Each record is to be transcribed exactly.

# Record list
▼▼▼

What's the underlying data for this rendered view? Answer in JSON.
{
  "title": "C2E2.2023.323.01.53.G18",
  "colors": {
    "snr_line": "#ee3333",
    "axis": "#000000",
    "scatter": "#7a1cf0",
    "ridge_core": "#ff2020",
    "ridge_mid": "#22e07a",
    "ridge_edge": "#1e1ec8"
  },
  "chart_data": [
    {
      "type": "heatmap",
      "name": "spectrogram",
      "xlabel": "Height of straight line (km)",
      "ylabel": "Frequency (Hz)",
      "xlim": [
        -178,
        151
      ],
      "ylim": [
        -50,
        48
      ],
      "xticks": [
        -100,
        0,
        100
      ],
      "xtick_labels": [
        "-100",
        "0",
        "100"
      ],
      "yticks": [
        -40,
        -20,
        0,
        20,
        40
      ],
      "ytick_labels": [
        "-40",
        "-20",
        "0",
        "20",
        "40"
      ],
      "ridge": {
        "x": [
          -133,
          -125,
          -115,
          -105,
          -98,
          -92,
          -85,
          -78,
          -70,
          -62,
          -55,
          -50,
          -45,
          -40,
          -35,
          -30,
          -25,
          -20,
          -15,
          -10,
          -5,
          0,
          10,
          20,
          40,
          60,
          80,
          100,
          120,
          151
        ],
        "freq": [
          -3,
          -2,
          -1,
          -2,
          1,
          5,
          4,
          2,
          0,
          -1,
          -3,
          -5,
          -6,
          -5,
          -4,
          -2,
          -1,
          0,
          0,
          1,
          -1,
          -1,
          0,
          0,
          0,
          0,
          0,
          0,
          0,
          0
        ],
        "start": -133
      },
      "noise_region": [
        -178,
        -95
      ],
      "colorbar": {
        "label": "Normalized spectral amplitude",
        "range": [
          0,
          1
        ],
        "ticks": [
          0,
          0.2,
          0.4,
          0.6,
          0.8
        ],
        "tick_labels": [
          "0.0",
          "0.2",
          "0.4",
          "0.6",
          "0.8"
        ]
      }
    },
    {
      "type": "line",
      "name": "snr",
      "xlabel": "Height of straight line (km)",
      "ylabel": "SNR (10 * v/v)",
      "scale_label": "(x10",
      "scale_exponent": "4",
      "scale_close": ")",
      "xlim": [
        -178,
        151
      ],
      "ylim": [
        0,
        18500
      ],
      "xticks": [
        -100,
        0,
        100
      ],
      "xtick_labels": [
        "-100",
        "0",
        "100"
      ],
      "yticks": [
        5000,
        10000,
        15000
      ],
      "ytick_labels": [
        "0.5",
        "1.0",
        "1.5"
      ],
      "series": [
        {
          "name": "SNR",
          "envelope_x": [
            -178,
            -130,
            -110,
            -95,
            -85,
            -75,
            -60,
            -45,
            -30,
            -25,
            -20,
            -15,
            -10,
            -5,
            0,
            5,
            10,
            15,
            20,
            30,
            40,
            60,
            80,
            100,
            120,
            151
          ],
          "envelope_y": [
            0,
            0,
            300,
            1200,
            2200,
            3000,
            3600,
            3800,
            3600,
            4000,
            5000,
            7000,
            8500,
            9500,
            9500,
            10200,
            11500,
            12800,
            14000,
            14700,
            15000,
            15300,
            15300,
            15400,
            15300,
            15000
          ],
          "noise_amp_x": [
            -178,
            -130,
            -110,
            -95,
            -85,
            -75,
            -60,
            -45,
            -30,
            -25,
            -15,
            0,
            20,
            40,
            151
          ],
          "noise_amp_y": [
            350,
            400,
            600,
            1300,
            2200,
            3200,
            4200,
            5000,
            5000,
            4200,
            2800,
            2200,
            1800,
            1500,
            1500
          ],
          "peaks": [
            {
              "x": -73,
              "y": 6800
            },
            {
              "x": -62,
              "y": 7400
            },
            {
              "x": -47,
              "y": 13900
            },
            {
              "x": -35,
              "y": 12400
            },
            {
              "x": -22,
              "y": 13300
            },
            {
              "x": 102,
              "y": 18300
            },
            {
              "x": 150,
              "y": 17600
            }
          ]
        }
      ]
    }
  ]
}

▲▲▲

# Solution to the problem
What's the underlying data for this rendered view? Answer in JSON.
{
  "title": "C2E2.2023.323.01.53.G18",
  "colors": {
    "snr_line": "#ee3333",
    "axis": "#000000",
    "scatter": "#7a1cf0",
    "ridge_core": "#ff2020",
    "ridge_mid": "#22e07a",
    "ridge_edge": "#1e1ec8"
  },
  "chart_data": [
    {
      "type": "heatmap",
      "name": "spectrogram",
      "xlabel": "Height of straight line (km)",
      "ylabel": "Frequency (Hz)",
      "xlim": [
        -178,
        151
      ],
      "ylim": [
        -50,
        48
      ],
      "xticks": [
        -100,
        0,
        100
      ],
      "xtick_labels": [
        "-100",
        "0",
        "100"
      ],
      "yticks": [
        -40,
        -20,
        0,
        20,
        40
      ],
      "ytick_labels": [
        "-40",
        "-20",
        "0",
        "20",
        "40"
      ],
      "ridge": {
        "x": [
          -133,
          -125,
          -115,
          -105,
          -98,
          -92,
          -85,
          -78,
          -70,
          -62,
          -55,
          -50,
          -45,
          -40,
          -35,
          -30,
          -25,
          -20,
          -15,
          -10,
          -5,
          0,
          10,
          20,
          40,
          60,
          80,
          100,
          120,
          151
        ],
        "freq": [
          -3,
          -2,
          -1,
          -2,
          1,
          5,
          4,
          2,
          0,
          -1,
          -3,
          -5,
          -6,
          -5,
          -4,
          -2,
          -1,
          0,
          0,
          1,
          -1,
          -1,
          0,
          0,
          0,
          0,
          0,
          0,
          0,
          0
        ],
        "start": -133
      },
      "noise_region": [
        -178,
        -95
      ],
      "colorbar": {
        "label": "Normalized spectral amplitude",
        "range": [
          0,
          1
        ],
        "ticks": [
          0,
          0.2,
          0.4,
          0.6,
          0.8
        ],
        "tick_labels": [
          "0.0",
          "0.2",
          "0.4",
          "0.6",
          "0.8"
        ]
      }
    },
    {
      "type": "line",
      "name": "snr",
      "xlabel": "Height of straight line (km)",
      "ylabel": "SNR (10 * v/v)",
      "scale_label": "(x10",
      "scale_exponent": "4",
      "scale_close": ")",
      "xlim": [
        -178,
        151
      ],
      "ylim": [
        0,
        18500
      ],
      "xticks": [
        -100,
        0,
        100
      ],
      "xtick_labels": [
        "-100",
        "0",
        "100"
      ],
      "yticks": [
        5000,
        10000,
        15000
      ],
      "ytick_labels": [
        "0.5",
        "1.0",
        "1.5"
      ],
      "series": [
        {
          "name": "SNR",
          "envelope_x": [
            -178,
            -130,
            -110,
            -95,
            -85,
            -75,
            -60,
            -45,
            -30,
            -25,
            -20,
            -15,
            -10,
            -5,
            0,
            5,
            10,
            15,
            20,
            30,
            40,
            60,
            80,
            100,
            120,
            151
          ],
          "envelope_y": [
            0,
            0,
            300,
            1200,
            2200,
            3000,
            3600,
            3800,
            3600,
            4000,
            5000,
            7000,
            8500,
            9500,
            9500,
            10200,
            11500,
            12800,
            14000,
            14700,
            15000,
            15300,
            15300,
            15400,
            15300,
            15000
          ],
          "noise_amp_x": [
            -178,
            -130,
            -110,
            -95,
            -85,
            -75,
            -60,
            -45,
            -30,
            -25,
            -15,
            0,
            20,
            40,
            151
          ],
          "noise_amp_y": [
            350,
            400,
            600,
            1300,
            2200,
            3200,
            4200,
            5000,
            5000,
            4200,
            2800,
            2200,
            1800,
            1500,
            1500
          ],
          "peaks": [
            {
              "x": -73,
              "y": 6800
            },
            {
              "x": -62,
              "y": 7400
            },
            {
              "x": -47,
              "y": 13900
            },
            {
              "x": -35,
              "y": 12400
            },
            {
              "x": -22,
              "y": 13300
            },
            {
              "x": 102,
              "y": 18300
            },
            {
              "x": 150,
              "y": 17600
            }
          ]
        }
      ]
    }
  ]
}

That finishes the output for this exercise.